**** INPUT

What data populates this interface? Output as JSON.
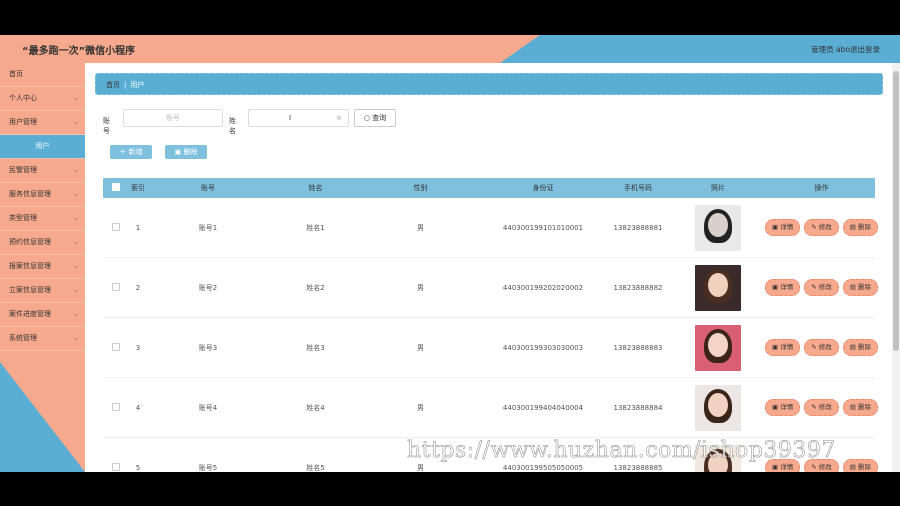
{
  "header": {
    "title": "“最多跑一次”微信小程序",
    "admin_label": "管理员 abo",
    "logout_label": "退出登录"
  },
  "sidebar": {
    "items": [
      {
        "label": "首页",
        "chevron": false,
        "active": false
      },
      {
        "label": "个人中心",
        "chevron": true,
        "active": false
      },
      {
        "label": "用户管理",
        "chevron": true,
        "active": false
      },
      {
        "label": "用户",
        "chevron": false,
        "active": true
      },
      {
        "label": "民警管理",
        "chevron": true,
        "active": false
      },
      {
        "label": "服务信息管理",
        "chevron": true,
        "active": false
      },
      {
        "label": "类型管理",
        "chevron": true,
        "active": false
      },
      {
        "label": "预约信息管理",
        "chevron": true,
        "active": false
      },
      {
        "label": "报案信息管理",
        "chevron": true,
        "active": false
      },
      {
        "label": "立案信息管理",
        "chevron": true,
        "active": false
      },
      {
        "label": "案件进度管理",
        "chevron": true,
        "active": false
      },
      {
        "label": "系统管理",
        "chevron": true,
        "active": false
      }
    ]
  },
  "breadcrumb": {
    "home": "首页",
    "current": "用户"
  },
  "search": {
    "account_label": "账号",
    "account_placeholder": "账号",
    "name_label": "姓名",
    "name_value": "",
    "search_button": "查询"
  },
  "toolbar": {
    "add_label": "新增",
    "delete_label": "删除"
  },
  "table": {
    "headers": [
      "索引",
      "账号",
      "姓名",
      "性别",
      "身份证",
      "手机号码",
      "照片",
      "操作"
    ],
    "rows": [
      {
        "index": "1",
        "account": "账号1",
        "name": "姓名1",
        "gender": "男",
        "id_card": "440300199101010001",
        "phone": "13823888881"
      },
      {
        "index": "2",
        "account": "账号2",
        "name": "姓名2",
        "gender": "男",
        "id_card": "440300199202020002",
        "phone": "13823888882"
      },
      {
        "index": "3",
        "account": "账号3",
        "name": "姓名3",
        "gender": "男",
        "id_card": "440300199303030003",
        "phone": "13823888883"
      },
      {
        "index": "4",
        "account": "账号4",
        "name": "姓名4",
        "gender": "男",
        "id_card": "440300199404040004",
        "phone": "13823888884"
      },
      {
        "index": "5",
        "account": "账号5",
        "name": "姓名5",
        "gender": "男",
        "id_card": "440300199505050005",
        "phone": "13823888885"
      }
    ],
    "actions": {
      "detail": "详情",
      "edit": "修改",
      "delete": "删除"
    }
  },
  "watermark": "https://www.huzhan.com/ishop39397",
  "colors": {
    "salmon": "#f7a98d",
    "blue": "#5aaed4",
    "table_header": "#7fc0de"
  },
  "icons": {
    "search": "search-icon",
    "add": "plus-icon",
    "delete": "trash-icon",
    "detail": "detail-icon",
    "edit": "edit-icon"
  }
}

********

*YOUR INSTRUCTIONS*.
Repeat the data exactly, without the pictures.

*ANSWER TO THIS EXERCISE*.
What data populates this interface? Output as JSON.
{
  "header": {
    "title": "“最多跑一次”微信小程序",
    "admin_label": "管理员 abo",
    "logout_label": "退出登录"
  },
  "sidebar": {
    "items": [
      {
        "label": "首页",
        "chevron": false,
        "active": false
      },
      {
        "label": "个人中心",
        "chevron": true,
        "active": false
      },
      {
        "label": "用户管理",
        "chevron": true,
        "active": false
      },
      {
        "label": "用户",
        "chevron": false,
        "active": true
      },
      {
        "label": "民警管理",
        "chevron": true,
        "active": false
      },
      {
        "label": "服务信息管理",
        "chevron": true,
        "active": false
      },
      {
        "label": "类型管理",
        "chevron": true,
        "active": false
      },
      {
        "label": "预约信息管理",
        "chevron": true,
        "active": false
      },
      {
        "label": "报案信息管理",
        "chevron": true,
        "active": false
      },
      {
        "label": "立案信息管理",
        "chevron": true,
        "active": false
      },
      {
        "label": "案件进度管理",
        "chevron": true,
        "active": false
      },
      {
        "label": "系统管理",
        "chevron": true,
        "active": false
      }
    ]
  },
  "breadcrumb": {
    "home": "首页",
    "current": "用户"
  },
  "search": {
    "account_label": "账号",
    "account_placeholder": "账号",
    "name_label": "姓名",
    "name_value": "",
    "search_button": "查询"
  },
  "toolbar": {
    "add_label": "新增",
    "delete_label": "删除"
  },
  "table": {
    "headers": [
      "索引",
      "账号",
      "姓名",
      "性别",
      "身份证",
      "手机号码",
      "照片",
      "操作"
    ],
    "rows": [
      {
        "index": "1",
        "account": "账号1",
        "name": "姓名1",
        "gender": "男",
        "id_card": "440300199101010001",
        "phone": "13823888881"
      },
      {
        "index": "2",
        "account": "账号2",
        "name": "姓名2",
        "gender": "男",
        "id_card": "440300199202020002",
        "phone": "13823888882"
      },
      {
        "index": "3",
        "account": "账号3",
        "name": "姓名3",
        "gender": "男",
        "id_card": "440300199303030003",
        "phone": "13823888883"
      },
      {
        "index": "4",
        "account": "账号4",
        "name": "姓名4",
        "gender": "男",
        "id_card": "440300199404040004",
        "phone": "13823888884"
      },
      {
        "index": "5",
        "account": "账号5",
        "name": "姓名5",
        "gender": "男",
        "id_card": "440300199505050005",
        "phone": "13823888885"
      }
    ],
    "actions": {
      "detail": "详情",
      "edit": "修改",
      "delete": "删除"
    }
  },
  "watermark": "https://www.huzhan.com/ishop39397",
  "colors": {
    "salmon": "#f7a98d",
    "blue": "#5aaed4",
    "table_header": "#7fc0de"
  },
  "icons": {
    "search": "search-icon",
    "add": "plus-icon",
    "delete": "trash-icon",
    "detail": "detail-icon",
    "edit": "edit-icon"
  }
}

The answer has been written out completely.